*Passage shown:*
------------------------------------------------------------

There was also confusion with vocabulary. Now, it’s the prerogative of fantasy writers to make up new words for their new worlds, and I have nothing against that. The danger of made-up vocabulary, however, is a failure to adequately define a term in context. The authors mostly avoided this pitfall with one glaring exception. The world ‘point’ seemed to refer to the policemen, locations, the charges which were being filed and was just flung around far too freely for me to keep track of its meaning. The point at the point made a point on the point to pointy point point.

Setting these issues aside, the mystery gets underway quickly, with Rathe interviewing people to find out more information about what’s going on. As his investigation stalls, tensions begin to rise within the city, and the cityfolk let their fears dictate their actions — they become suspicious of outsiders and inclined to violence. It’s mostly due to this that Rathe encounters the unemployed soldier Eslingen and decides to use him as a mole within the household of someone his boss’s boss has decided to finger as a suspect in the disappearances.

The mystery continues at a very slow burn until the last quarter of the book when the pace picks up, some vital information is finally shaken loose, and things race to a conclusion. While I found the final confrontation anti-climactic, it didn’t seem inconsistent with anything that had been established earlier in the book and was all right.

My main lingering complaint after the end of the book was a definite lack of information that was conveyed about the world. It was clear from the details that did emerge the authors had done some thinking about the world and how its mechanics operated. But they were very stingy with their revelations! For instance, we are told throughout the course of the book that in this world, astrology is real, and the stars of your birth can have a significant impact on your odds of success or failure in certain professions. But though this was actually a major plot point, I still felt, by the end, I didn’t understand precisely how this worked.

There are also hints that homosexuality, particularly among the young, is accepted and even encouraged. There are indications that inheritance in this world is through the female line, with daughters being the first to inherit. The world is fairly equal, most likely as a direct result of the inheritance laws not requiring men to assure themselves of their sons being fathered by themselves. Ghosts are real. But none of this is detailed or explored — it’s all just an aside.

------------------------------------------------------------

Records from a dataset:
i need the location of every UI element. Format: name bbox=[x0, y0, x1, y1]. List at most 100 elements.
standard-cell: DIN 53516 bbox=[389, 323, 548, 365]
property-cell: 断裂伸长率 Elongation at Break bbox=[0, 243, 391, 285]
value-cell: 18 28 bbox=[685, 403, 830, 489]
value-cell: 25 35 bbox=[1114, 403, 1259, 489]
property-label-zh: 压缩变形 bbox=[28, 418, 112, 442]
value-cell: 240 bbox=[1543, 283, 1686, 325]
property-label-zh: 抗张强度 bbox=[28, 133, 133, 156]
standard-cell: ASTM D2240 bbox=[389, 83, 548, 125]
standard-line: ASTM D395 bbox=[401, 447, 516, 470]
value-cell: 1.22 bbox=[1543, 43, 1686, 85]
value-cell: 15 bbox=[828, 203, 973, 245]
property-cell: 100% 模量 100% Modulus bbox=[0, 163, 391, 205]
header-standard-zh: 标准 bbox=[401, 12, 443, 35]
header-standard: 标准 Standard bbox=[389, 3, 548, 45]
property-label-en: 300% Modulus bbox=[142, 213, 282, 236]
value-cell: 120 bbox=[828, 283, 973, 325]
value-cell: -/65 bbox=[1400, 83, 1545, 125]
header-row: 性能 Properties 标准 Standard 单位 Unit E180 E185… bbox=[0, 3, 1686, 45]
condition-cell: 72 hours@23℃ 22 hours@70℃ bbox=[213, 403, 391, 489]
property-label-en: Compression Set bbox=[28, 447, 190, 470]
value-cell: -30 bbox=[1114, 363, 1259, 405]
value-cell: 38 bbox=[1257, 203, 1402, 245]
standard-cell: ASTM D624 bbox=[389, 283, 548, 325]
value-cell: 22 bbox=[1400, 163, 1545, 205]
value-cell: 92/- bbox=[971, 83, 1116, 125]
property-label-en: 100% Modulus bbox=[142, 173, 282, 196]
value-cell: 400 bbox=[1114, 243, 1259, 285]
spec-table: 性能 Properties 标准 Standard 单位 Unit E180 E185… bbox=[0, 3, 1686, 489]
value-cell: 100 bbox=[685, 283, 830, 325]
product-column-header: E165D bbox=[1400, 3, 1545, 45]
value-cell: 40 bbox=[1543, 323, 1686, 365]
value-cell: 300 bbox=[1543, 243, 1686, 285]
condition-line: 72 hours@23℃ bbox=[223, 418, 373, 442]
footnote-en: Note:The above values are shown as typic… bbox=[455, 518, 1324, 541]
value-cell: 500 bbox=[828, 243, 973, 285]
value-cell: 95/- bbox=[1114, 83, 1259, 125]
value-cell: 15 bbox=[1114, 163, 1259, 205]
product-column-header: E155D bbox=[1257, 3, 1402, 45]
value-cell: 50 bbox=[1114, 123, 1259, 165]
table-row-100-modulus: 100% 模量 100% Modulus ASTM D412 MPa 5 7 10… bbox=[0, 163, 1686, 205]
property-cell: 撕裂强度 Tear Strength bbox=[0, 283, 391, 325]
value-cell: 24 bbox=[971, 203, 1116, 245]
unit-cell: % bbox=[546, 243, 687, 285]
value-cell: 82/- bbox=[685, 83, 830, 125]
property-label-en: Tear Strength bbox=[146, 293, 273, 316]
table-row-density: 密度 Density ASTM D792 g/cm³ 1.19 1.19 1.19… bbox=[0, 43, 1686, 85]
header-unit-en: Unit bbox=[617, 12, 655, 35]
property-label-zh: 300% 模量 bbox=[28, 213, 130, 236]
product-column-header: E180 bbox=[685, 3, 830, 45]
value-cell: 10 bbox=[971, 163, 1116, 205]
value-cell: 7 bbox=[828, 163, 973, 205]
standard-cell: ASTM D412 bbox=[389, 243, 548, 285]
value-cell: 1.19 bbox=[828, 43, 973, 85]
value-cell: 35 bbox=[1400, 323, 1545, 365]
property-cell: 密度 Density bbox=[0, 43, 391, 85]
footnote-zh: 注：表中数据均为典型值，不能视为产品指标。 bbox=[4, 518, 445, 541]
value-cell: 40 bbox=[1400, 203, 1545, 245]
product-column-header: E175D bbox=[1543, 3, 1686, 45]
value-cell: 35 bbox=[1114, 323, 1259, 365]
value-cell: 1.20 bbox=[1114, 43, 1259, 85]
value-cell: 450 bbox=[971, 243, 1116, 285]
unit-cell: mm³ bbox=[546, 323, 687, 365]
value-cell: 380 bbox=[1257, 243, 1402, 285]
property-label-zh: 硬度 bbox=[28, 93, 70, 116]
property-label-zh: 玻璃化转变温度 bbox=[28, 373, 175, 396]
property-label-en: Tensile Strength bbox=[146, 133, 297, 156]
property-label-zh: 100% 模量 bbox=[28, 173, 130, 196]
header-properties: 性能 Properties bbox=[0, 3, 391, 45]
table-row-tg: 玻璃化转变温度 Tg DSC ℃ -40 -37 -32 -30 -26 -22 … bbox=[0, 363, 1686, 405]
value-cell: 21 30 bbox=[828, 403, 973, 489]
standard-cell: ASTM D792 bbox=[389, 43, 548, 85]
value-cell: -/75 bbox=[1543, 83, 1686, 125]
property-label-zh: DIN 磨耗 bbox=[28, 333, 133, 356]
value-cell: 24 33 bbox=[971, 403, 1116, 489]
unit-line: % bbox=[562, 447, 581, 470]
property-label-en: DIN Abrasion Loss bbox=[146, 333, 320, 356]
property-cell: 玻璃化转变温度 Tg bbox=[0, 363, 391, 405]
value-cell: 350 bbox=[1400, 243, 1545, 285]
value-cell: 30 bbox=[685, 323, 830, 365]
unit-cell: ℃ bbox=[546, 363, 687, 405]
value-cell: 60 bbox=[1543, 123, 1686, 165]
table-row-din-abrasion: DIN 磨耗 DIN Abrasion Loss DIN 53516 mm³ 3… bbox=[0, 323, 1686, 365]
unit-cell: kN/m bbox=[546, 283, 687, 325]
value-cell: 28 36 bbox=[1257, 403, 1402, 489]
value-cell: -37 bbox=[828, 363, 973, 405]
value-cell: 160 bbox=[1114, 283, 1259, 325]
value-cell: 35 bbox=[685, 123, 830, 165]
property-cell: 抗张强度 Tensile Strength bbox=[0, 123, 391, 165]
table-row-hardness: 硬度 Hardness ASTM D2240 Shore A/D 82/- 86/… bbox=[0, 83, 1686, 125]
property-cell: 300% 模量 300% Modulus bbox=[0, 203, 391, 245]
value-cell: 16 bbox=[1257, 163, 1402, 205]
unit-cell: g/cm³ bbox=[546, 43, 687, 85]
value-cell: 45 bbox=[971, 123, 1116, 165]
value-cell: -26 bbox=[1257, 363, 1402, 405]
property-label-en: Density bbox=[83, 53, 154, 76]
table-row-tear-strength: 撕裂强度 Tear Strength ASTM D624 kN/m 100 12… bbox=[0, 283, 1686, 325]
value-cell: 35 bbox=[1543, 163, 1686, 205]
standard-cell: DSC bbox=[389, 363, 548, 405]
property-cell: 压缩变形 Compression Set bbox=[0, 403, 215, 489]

------------------------------------------------------------

*Short problem 1:*
In the records, change "property-cell" to "attribute-cell" everywhere from the first line through the line that contains "value-cell: 92/- bbox=[971, 83, 1116, 125]", and give those lines with nothing else altered.
*Short problem 2:*
Carry the review of the fantasy mystery novel further, starting after its last sentence.
The text and the records have nothing to do with each other.

*Final answer 1:*
i need the location of every UI element. Format: name bbox=[x0, y0, x1, y1]. List at most 100 elements.
standard-cell: DIN 53516 bbox=[389, 323, 548, 365]
attribute-cell: 断裂伸长率 Elongation at Break bbox=[0, 243, 391, 285]
value-cell: 18 28 bbox=[685, 403, 830, 489]
value-cell: 25 35 bbox=[1114, 403, 1259, 489]
property-label-zh: 压缩变形 bbox=[28, 418, 112, 442]
value-cell: 240 bbox=[1543, 283, 1686, 325]
property-label-zh: 抗张强度 bbox=[28, 133, 133, 156]
standard-cell: ASTM D2240 bbox=[389, 83, 548, 125]
standard-line: ASTM D395 bbox=[401, 447, 516, 470]
value-cell: 1.22 bbox=[1543, 43, 1686, 85]
value-cell: 15 bbox=[828, 203, 973, 245]
attribute-cell: 100% 模量 100% Modulus bbox=[0, 163, 391, 205]
header-standard-zh: 标准 bbox=[401, 12, 443, 35]
header-standard: 标准 Standard bbox=[389, 3, 548, 45]
property-label-en: 300% Modulus bbox=[142, 213, 282, 236]
value-cell: 120 bbox=[828, 283, 973, 325]
value-cell: -/65 bbox=[1400, 83, 1545, 125]
header-row: 性能 Properties 标准 Standard 单位 Unit E180 E185… bbox=[0, 3, 1686, 45]
condition-cell: 72 hours@23℃ 22 hours@70℃ bbox=[213, 403, 391, 489]
property-label-en: Compression Set bbox=[28, 447, 190, 470]
value-cell: -30 bbox=[1114, 363, 1259, 405]
value-cell: 38 bbox=[1257, 203, 1402, 245]
standard-cell: ASTM D624 bbox=[389, 283, 548, 325]
value-cell: 22 bbox=[1400, 163, 1545, 205]
value-cell: 92/- bbox=[971, 83, 1116, 125]

*Final answer 2:*
There is a sequel, which presumably would expand on the world and provide a deeper look at some of these issues, but I think this book could have been made better by the inclusion of just a little more time, a few more pages, put into explaining the setting.

In Short
As a mystery, it wasn’t bad. It worked a great deal like other mysteries set in the distant past (Death Comes as the End), in a distant location (Rowland’s Sano Ichiro series), or in an alternate Earth (Garrett’s Lord Darcy series). In other words, the mystery itself was not really ‘fair’ in that you couldn’t necessarily solve it before the investigator due to a lack of information about the setting — but on the other hand, the solution was not convoluted because of the lack of need to obscure the clues. As a fantasy, I felt like the worldbuilding had clearly been done, but that information wasn’t conveyed to the reader in as much depth as I wanted it. It was a slow read, but I did like it.


J’s Take on Point of Hopes by Melissa Scott and Lisa A. Barnett

Point of Hopes is one of those titles that you can never quite remember. This is a book, really two books (the other being Point of Dreams to add to the confusion), that I’ve seen in various locations and lists. With the impetus of Triple Take, I’ve now read this one. If I can manage to remember the title of it.

The cover intrigued me. It looked rather Puritan, but it also looked academic, and there were girls, or at least young women. But while I can now say the cover accurately represents an important scene in the book.. none of those first impressions were correct. No, those girls and even that guy in the robe.. none of them are main characters.

We start with an unpromising prologue. I had trouble following whose point of view it was, or in being very interested in it. Fortunately, I know that most prologues have little to do with the style and tone of the rest of the book. Unfortunately, that means you have to sit through them and get to the real first chapter before you can tell whether to give up on the book or not. Extra wasted time and effort.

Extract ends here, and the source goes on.